*Aim of the task*. Copy each line of the entries that contains the word "name".

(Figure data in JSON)
■ ■ ■ ■
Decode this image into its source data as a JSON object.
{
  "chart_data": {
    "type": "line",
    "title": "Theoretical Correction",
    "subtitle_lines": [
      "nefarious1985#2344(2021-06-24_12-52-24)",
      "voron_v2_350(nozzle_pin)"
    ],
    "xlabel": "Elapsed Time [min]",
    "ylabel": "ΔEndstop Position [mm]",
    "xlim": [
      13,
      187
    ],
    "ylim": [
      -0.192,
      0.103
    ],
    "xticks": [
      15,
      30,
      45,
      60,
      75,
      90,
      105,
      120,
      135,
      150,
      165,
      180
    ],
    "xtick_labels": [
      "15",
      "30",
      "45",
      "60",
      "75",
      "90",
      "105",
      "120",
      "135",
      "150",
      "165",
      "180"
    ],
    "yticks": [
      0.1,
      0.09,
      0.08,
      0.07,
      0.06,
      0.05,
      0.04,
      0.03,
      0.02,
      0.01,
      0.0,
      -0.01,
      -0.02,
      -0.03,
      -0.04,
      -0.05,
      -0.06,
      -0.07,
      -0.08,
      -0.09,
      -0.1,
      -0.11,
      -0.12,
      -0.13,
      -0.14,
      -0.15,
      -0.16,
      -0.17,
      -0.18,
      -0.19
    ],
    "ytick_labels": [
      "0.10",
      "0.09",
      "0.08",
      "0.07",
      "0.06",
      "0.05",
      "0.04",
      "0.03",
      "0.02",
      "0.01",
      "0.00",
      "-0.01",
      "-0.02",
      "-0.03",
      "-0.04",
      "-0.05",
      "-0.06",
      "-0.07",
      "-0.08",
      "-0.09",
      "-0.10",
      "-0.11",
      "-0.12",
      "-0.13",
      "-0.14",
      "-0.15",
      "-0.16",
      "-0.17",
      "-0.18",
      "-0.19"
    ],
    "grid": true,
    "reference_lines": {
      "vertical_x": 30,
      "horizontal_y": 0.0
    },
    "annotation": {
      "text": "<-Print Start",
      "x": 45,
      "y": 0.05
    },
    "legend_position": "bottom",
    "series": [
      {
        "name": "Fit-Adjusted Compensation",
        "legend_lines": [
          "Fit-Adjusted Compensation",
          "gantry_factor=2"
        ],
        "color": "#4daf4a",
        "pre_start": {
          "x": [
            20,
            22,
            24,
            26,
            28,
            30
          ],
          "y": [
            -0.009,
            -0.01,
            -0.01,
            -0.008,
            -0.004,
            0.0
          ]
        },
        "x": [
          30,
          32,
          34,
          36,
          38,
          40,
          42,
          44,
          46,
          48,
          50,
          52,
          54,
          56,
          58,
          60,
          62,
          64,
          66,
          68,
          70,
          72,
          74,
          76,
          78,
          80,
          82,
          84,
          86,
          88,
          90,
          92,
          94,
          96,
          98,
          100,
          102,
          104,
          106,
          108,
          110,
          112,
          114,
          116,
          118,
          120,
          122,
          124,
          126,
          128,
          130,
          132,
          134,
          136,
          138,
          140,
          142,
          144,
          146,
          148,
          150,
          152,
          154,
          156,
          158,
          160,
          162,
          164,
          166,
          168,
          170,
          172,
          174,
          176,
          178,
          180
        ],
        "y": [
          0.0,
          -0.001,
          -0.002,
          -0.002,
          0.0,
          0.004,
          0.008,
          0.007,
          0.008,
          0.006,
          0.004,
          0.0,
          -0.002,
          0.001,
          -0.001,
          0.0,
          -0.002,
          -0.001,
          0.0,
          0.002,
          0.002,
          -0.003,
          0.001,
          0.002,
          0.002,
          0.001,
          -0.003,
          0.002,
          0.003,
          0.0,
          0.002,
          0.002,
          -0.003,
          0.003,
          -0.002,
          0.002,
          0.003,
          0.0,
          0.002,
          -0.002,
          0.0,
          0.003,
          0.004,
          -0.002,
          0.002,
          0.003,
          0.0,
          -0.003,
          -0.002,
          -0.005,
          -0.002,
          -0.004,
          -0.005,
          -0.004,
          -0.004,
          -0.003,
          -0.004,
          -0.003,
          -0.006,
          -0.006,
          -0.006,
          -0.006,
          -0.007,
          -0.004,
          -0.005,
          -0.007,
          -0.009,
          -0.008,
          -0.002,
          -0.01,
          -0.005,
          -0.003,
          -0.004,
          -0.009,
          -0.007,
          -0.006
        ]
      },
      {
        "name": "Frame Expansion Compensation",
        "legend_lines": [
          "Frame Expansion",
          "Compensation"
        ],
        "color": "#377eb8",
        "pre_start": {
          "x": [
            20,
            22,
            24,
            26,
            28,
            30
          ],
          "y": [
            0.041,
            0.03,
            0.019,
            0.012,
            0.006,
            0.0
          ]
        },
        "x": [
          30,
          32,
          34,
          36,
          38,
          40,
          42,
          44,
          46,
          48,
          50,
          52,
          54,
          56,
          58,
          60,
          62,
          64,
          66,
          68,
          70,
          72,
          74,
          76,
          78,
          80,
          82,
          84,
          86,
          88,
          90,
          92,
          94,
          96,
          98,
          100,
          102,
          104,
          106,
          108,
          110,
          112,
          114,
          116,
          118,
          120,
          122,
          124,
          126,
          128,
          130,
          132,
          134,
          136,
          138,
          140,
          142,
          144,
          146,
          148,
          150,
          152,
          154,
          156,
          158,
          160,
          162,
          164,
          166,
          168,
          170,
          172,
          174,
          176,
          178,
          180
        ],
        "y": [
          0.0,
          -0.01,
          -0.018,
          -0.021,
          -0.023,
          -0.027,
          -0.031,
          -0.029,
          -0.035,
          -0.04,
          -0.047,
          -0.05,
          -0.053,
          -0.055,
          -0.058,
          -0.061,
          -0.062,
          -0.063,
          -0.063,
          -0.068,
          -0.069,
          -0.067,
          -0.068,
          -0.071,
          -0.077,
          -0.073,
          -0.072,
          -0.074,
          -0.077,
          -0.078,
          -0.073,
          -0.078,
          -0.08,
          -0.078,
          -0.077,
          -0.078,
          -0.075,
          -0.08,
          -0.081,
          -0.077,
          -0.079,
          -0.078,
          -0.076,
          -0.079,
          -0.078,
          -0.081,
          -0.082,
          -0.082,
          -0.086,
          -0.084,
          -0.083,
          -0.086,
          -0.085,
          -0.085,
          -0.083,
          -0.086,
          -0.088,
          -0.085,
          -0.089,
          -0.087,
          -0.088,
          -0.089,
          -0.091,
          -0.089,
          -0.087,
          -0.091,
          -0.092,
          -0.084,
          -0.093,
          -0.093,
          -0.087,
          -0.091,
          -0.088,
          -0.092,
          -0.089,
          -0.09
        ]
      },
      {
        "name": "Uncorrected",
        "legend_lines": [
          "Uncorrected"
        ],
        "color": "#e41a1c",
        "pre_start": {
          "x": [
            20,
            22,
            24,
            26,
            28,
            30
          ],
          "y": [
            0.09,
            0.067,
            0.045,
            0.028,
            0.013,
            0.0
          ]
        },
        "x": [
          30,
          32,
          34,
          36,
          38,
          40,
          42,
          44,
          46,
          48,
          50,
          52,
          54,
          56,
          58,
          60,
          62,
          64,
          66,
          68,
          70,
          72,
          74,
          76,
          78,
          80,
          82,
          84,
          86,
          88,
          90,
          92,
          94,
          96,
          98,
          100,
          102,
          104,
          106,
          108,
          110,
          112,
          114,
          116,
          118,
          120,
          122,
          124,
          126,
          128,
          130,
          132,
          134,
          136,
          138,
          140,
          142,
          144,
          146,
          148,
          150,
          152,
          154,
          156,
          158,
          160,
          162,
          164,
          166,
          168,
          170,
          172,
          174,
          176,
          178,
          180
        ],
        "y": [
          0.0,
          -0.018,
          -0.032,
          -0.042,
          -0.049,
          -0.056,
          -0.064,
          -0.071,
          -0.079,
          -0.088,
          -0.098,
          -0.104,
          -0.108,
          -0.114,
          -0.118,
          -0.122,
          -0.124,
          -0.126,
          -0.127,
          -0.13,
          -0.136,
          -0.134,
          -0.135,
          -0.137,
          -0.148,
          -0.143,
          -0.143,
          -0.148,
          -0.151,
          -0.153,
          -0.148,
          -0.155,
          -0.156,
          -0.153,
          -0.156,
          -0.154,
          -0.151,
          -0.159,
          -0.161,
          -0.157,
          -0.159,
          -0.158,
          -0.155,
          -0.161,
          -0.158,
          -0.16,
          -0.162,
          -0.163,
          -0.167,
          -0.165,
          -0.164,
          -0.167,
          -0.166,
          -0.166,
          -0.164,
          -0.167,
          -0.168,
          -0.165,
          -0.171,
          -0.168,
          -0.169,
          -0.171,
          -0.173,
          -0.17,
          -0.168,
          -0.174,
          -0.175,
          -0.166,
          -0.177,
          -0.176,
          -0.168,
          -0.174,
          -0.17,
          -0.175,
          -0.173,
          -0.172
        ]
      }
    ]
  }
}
■ ■ ■ ■
*Answer to the exercise*.
        "name": "Fit-Adjusted Compensation",
        "name": "Frame Expansion Compensation",
        "name": "Uncorrected",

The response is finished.